■ Extracted entries ■

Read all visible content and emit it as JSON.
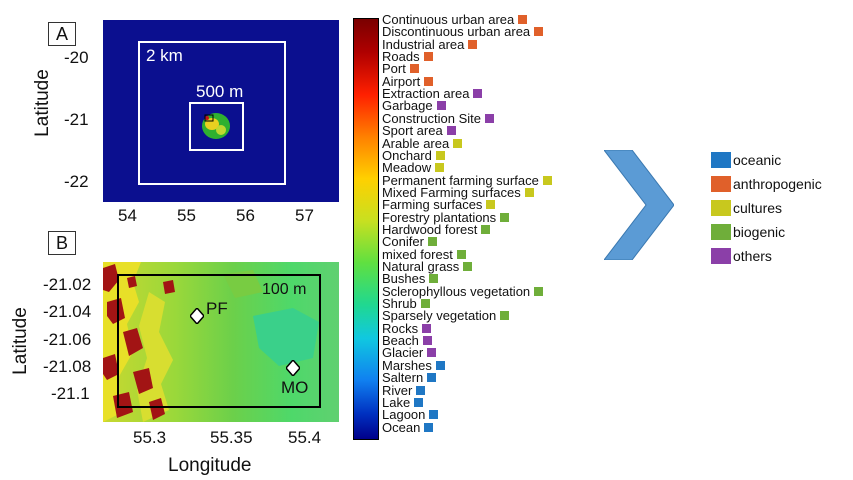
{
  "panel_a": {
    "tag": "A",
    "ylabel": "Latitude",
    "yticks": [
      "-20",
      "-21",
      "-22"
    ],
    "xticks": [
      "54",
      "55",
      "56",
      "57"
    ],
    "box_outer_label": "2 km",
    "box_inner_label": "500 m"
  },
  "panel_b": {
    "tag": "B",
    "ylabel": "Latitude",
    "xlabel": "Longitude",
    "yticks": [
      "-21.02",
      "-21.04",
      "-21.06",
      "-21.08",
      "-21.1"
    ],
    "xticks": [
      "55.3",
      "55.35",
      "55.4"
    ],
    "box_label": "100 m",
    "stations": [
      {
        "label": "PF"
      },
      {
        "label": "MO"
      }
    ]
  },
  "legend_items": [
    {
      "label": "Continuous urban area",
      "group": "anthropogenic"
    },
    {
      "label": "Discontinuous urban area",
      "group": "anthropogenic"
    },
    {
      "label": "Industrial area",
      "group": "anthropogenic"
    },
    {
      "label": "Roads",
      "group": "anthropogenic"
    },
    {
      "label": "Port",
      "group": "anthropogenic"
    },
    {
      "label": "Airport",
      "group": "anthropogenic"
    },
    {
      "label": "Extraction area",
      "group": "others"
    },
    {
      "label": "Garbage",
      "group": "others"
    },
    {
      "label": "Construction Site",
      "group": "others"
    },
    {
      "label": "Sport area",
      "group": "others"
    },
    {
      "label": "Arable area",
      "group": "cultures"
    },
    {
      "label": "Onchard",
      "group": "cultures"
    },
    {
      "label": "Meadow",
      "group": "cultures"
    },
    {
      "label": "Permanent farming surface",
      "group": "cultures"
    },
    {
      "label": "Mixed Farming surfaces",
      "group": "cultures"
    },
    {
      "label": "Farming surfaces",
      "group": "cultures"
    },
    {
      "label": "Forestry plantations",
      "group": "biogenic"
    },
    {
      "label": "Hardwood forest",
      "group": "biogenic"
    },
    {
      "label": "Conifer",
      "group": "biogenic"
    },
    {
      "label": "mixed forest",
      "group": "biogenic"
    },
    {
      "label": "Natural grass",
      "group": "biogenic"
    },
    {
      "label": "Bushes",
      "group": "biogenic"
    },
    {
      "label": "Sclerophyllous vegetation",
      "group": "biogenic"
    },
    {
      "label": "Shrub",
      "group": "biogenic"
    },
    {
      "label": "Sparsely vegetation",
      "group": "biogenic"
    },
    {
      "label": "Rocks",
      "group": "others"
    },
    {
      "label": "Beach",
      "group": "others"
    },
    {
      "label": "Glacier",
      "group": "others"
    },
    {
      "label": "Marshes",
      "group": "oceanic"
    },
    {
      "label": "Saltern",
      "group": "oceanic"
    },
    {
      "label": "River",
      "group": "oceanic"
    },
    {
      "label": "Lake",
      "group": "oceanic"
    },
    {
      "label": "Lagoon",
      "group": "oceanic"
    },
    {
      "label": "Ocean",
      "group": "oceanic"
    }
  ],
  "categories": [
    {
      "label": "oceanic",
      "color": "#1f77c4"
    },
    {
      "label": "anthropogenic",
      "color": "#e0602a"
    },
    {
      "label": "cultures",
      "color": "#c8c81e"
    },
    {
      "label": "biogenic",
      "color": "#6fae3a"
    },
    {
      "label": "others",
      "color": "#8b3fa8"
    }
  ],
  "colors": {
    "ocean": "#0b0f8f",
    "arrow": "#5b9bd5"
  }
}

■ What you have to do ■
Find each line holding the word "urban" and copy it.

■ Task answer ■
      "label": "Continuous urban area",
      "label": "Discontinuous urban area",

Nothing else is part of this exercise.